__Written exercise__: Find every line in the records that holds the string "name". Copy each one.

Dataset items
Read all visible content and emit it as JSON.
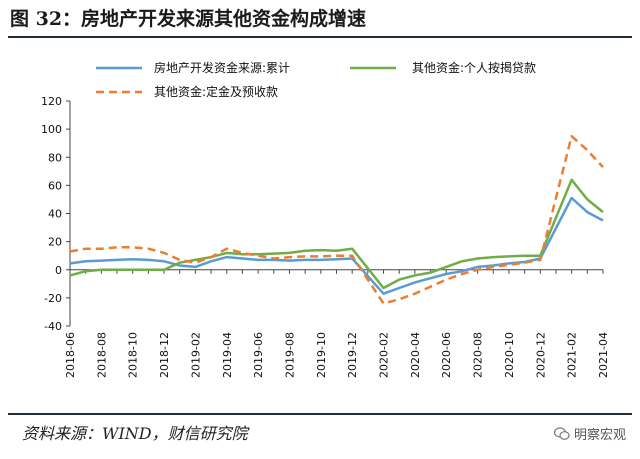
{
  "figure": {
    "title": "图 32：房地产开发来源其他资金构成增速",
    "source": "资料来源：WIND，财信研究院",
    "watermark": "明察宏观",
    "watermark_icon": "wechat-icon"
  },
  "chart_data": {
    "type": "line",
    "title": "",
    "xlabel": "",
    "ylabel": "",
    "ylim": [
      -40,
      120
    ],
    "yticks": [
      -40,
      -20,
      0,
      20,
      40,
      60,
      80,
      100,
      120
    ],
    "grid": false,
    "legend_position": "top",
    "x": [
      "2018-06",
      "2018-07",
      "2018-08",
      "2018-09",
      "2018-10",
      "2018-11",
      "2018-12",
      "2019-01",
      "2019-02",
      "2019-03",
      "2019-04",
      "2019-05",
      "2019-06",
      "2019-07",
      "2019-08",
      "2019-09",
      "2019-10",
      "2019-11",
      "2019-12",
      "2020-01",
      "2020-02",
      "2020-03",
      "2020-04",
      "2020-05",
      "2020-06",
      "2020-07",
      "2020-08",
      "2020-09",
      "2020-10",
      "2020-11",
      "2020-12",
      "2021-01",
      "2021-02",
      "2021-03",
      "2021-04"
    ],
    "xtick_labels": [
      "2018-06",
      "2018-08",
      "2018-10",
      "2018-12",
      "2019-02",
      "2019-04",
      "2019-06",
      "2019-08",
      "2019-10",
      "2019-12",
      "2020-02",
      "2020-04",
      "2020-06",
      "2020-08",
      "2020-10",
      "2020-12",
      "2021-02",
      "2021-04"
    ],
    "series": [
      {
        "name": "房地产开发资金来源:累计",
        "color": "#5b9bd5",
        "style": "solid",
        "values": [
          4.5,
          6,
          6.5,
          7,
          7.5,
          7,
          6,
          3,
          2,
          6,
          9,
          8,
          7,
          7,
          6.5,
          7,
          7,
          7.5,
          8,
          null,
          -17,
          -13,
          -9,
          -6,
          -3,
          -1,
          2,
          3,
          4.5,
          5.5,
          8,
          null,
          51,
          41,
          35
        ]
      },
      {
        "name": "其他资金:个人按揭贷款",
        "color": "#70ad47",
        "style": "solid",
        "values": [
          -4,
          -1,
          0,
          0,
          0,
          0,
          0,
          5,
          7,
          9,
          12,
          11,
          11,
          11.5,
          12,
          13.5,
          14,
          13.5,
          15,
          null,
          -13,
          -7,
          -4,
          -2,
          2,
          6,
          8,
          9,
          9.5,
          10,
          10,
          null,
          64,
          50,
          41
        ]
      },
      {
        "name": "其他资金:定金及预收款",
        "color": "#ed7d31",
        "style": "dashed",
        "values": [
          13,
          15,
          15,
          16,
          16,
          15,
          12,
          7,
          5,
          9,
          15,
          12,
          10,
          8,
          9,
          9.5,
          9.5,
          10,
          10,
          null,
          -24,
          -21,
          -17,
          -12,
          -7,
          -3,
          0,
          2,
          3.5,
          5,
          7,
          null,
          95,
          85,
          73
        ]
      }
    ]
  }
}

__Solution to this task__:
        "name": "房地产开发资金来源:累计",
        "name": "其他资金:个人按揭贷款",
        "name": "其他资金:定金及预收款",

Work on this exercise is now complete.